** BEGIN TEXT EXCERPT **

Base Rent for the Additional Space is in addition to Base Rent payable by Tenant
for the existing Premises.

                  C0 Commencing on the Additional Space Commencement Date and
thereafter, Tenant will pay its Pro Rata Share of increases in Operating
Expenses attributable to the Additional Space as determined in accordance with
Paragraph 5 of the Lease.

                  D0 Tenant has agreed to perform certain improvements in the
Additional Space. Such work will be completed and paid for in accordance with
and subject to the terms and provisions of the Work Letter, attached hereto as
Exhibit B. Except for in accordance with Exhibit B and the terms of the Lease,
Landlord is not obligated to improve or pay for improvements to the Additional
Space and Tenant accepts the Additional Space for the remainder of the term of
the Lease in its "as is" condition on the Additional Space Commencement Date.
Subject to the provisions of Exhibit B, any improvements by Tenant to the
Additional Space will be at Tenant's sole cost and expense and subject to the
provisions of the Lease.

** END TEXT EXCERPT **
** BEGIN DATA EXCERPTS **

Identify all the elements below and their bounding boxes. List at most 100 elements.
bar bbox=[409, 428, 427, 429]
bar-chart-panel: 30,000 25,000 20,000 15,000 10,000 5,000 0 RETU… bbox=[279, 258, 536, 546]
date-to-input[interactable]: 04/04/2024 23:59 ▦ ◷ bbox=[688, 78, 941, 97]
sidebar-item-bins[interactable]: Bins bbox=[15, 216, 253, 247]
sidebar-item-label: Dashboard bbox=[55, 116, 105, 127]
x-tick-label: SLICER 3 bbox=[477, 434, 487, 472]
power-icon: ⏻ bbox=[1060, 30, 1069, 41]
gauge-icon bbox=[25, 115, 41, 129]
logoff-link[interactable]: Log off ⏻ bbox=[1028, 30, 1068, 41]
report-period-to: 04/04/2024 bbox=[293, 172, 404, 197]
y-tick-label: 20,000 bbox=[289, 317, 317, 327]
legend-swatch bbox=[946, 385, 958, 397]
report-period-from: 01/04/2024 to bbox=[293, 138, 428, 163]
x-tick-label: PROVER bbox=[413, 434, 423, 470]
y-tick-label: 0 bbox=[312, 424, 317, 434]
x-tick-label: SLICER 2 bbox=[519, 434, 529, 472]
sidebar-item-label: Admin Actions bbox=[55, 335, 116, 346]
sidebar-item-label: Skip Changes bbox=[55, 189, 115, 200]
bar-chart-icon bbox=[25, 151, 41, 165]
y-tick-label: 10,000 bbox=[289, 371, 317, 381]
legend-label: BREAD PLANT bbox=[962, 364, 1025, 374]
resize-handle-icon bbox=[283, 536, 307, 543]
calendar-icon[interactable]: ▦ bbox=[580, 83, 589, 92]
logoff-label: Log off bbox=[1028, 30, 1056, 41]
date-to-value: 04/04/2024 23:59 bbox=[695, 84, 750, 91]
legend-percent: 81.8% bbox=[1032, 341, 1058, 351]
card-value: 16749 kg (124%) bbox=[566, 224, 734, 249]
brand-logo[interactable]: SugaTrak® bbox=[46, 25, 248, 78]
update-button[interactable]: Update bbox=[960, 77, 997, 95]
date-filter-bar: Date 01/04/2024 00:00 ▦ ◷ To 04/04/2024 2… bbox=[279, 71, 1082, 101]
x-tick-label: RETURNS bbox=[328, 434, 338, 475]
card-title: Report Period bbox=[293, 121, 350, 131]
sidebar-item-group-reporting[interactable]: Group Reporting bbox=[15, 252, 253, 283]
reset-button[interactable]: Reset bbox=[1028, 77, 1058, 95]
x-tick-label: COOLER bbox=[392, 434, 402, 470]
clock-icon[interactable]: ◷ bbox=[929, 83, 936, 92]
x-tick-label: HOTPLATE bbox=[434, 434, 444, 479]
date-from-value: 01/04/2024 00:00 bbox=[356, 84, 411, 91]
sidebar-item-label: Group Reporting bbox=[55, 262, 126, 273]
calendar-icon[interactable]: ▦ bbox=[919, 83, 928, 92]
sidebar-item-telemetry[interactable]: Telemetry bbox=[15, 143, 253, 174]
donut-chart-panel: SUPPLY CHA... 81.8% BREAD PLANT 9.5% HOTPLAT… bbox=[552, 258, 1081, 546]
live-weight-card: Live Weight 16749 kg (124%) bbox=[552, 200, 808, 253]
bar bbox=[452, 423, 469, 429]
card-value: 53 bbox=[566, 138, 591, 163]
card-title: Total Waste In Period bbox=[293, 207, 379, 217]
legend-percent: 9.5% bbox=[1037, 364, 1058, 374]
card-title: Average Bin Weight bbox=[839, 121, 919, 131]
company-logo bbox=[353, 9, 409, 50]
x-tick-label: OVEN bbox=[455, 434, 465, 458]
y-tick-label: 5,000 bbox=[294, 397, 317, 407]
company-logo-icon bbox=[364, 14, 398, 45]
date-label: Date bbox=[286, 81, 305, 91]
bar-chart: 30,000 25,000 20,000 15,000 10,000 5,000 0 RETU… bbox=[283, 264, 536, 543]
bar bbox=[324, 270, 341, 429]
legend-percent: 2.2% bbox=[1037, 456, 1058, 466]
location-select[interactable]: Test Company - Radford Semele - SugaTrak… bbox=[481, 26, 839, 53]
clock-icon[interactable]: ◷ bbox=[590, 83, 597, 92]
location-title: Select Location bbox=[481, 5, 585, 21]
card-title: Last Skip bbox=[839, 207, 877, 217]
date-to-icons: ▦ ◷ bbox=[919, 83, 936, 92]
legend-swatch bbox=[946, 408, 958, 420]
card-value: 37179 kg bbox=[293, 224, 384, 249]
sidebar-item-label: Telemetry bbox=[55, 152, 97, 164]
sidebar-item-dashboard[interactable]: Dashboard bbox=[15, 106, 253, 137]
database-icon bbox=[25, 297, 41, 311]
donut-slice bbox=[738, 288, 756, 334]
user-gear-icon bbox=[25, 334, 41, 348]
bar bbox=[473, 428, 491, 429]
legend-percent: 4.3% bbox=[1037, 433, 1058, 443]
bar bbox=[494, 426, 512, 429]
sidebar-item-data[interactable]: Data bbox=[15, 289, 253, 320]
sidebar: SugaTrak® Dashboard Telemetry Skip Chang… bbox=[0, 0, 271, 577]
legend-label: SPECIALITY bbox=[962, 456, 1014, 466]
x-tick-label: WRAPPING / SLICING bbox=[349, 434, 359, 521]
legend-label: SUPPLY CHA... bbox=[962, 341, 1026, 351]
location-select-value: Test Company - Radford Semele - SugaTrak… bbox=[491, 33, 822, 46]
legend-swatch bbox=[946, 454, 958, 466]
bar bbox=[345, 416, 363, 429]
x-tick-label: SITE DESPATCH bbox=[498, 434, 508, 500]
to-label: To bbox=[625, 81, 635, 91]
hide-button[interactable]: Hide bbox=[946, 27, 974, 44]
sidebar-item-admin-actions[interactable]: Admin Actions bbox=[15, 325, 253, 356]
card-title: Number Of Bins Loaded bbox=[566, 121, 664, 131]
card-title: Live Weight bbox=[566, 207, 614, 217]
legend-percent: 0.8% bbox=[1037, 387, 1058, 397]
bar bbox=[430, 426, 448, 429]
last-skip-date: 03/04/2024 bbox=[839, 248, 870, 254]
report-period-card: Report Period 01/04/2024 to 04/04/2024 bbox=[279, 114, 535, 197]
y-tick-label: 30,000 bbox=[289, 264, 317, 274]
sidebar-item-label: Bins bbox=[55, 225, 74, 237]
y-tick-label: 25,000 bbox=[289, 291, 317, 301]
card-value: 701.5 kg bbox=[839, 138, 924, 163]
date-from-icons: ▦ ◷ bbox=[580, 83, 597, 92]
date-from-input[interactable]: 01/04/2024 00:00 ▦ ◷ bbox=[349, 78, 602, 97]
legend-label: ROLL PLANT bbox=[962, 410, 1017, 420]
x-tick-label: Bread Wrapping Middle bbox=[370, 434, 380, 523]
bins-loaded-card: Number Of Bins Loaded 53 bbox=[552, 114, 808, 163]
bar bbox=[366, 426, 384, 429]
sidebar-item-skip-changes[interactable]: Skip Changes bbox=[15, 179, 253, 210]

** END DATA EXCERPTS **

__TO BE DONE__.
- a) In the lease excerpt, which exhibit is the Work Letter attached as?
- b) Return the part of the lease excerpt that opens with the words containing "D0 Tenant has" and closes with "Space Commencement Date.".
- c) Take the lease excerpt further by writing what comes next after its final sentence.
The entries were taken from a separate source.

__RESULTS OF THE TASKS__.
- a) Exhibit B

- b)
D0 Tenant has agreed to perform certain improvements in the
Additional Space. Such work will be completed and paid for in accordance with
and subject to the terms and provisions of the Work Letter, attached hereto as
Exhibit B. Except for in accordance with Exhibit B and the terms of the Lease,
Landlord is not obligated to improve or pay for improvements to the Additional
Space and Tenant accepts the Additional Space for the remainder of the term of
the Lease in its "as is" condition on the Additional Space Commencement Date.

- c)
                  E0 In addition to any spaces that Tenant has a right to use
pursuant to the Lease, Tenant shall have the right to use thirty-seven (37) in
and out unassigned parking space located in parking structures or surface lots
located on block 159 or 1801 California block, at the current rate charged for
such spaces from time to time, in accordance with and subject to Paragraph 29 of




<PAGE>   2


the Lease; provided, however, if Tenant fails to notify Landlord on or before
the Additional Space Commencement Date of its acceptance of the offered space or
fails to continuously lease the parking space, Tenant shall forfeit its rights
to the parking space but Tenant may thereafter at any time during the Lease Term
elect to lease such spaces on the terms set forth above upon 45 days' prior
written notice to Landlord. Except as set forth herein, the use of all parking
spaces shall be governed by Paragraph 29 of the Lease.

                  F0 The addition of the 3rd floor Additional Space satisfies
Tenant's rights to add space pursuant to Paragraph 7 of the Rider to the Lease
and Tenant has no further rights to add space pursuant to that Paragraph. The
addition of the 2nd floor space partially satisfies Tenant's rights under
Paragraph 8 of the Rider to the Lease.

                  G0 As of the Additional Space Commencement Date, any reference
to "Premises" in the Lease includes the Additional Space as a part of the
Premises and Tenant's occupancy thereof is subject to all terms of the Lease
except as otherwise specifically herein provided.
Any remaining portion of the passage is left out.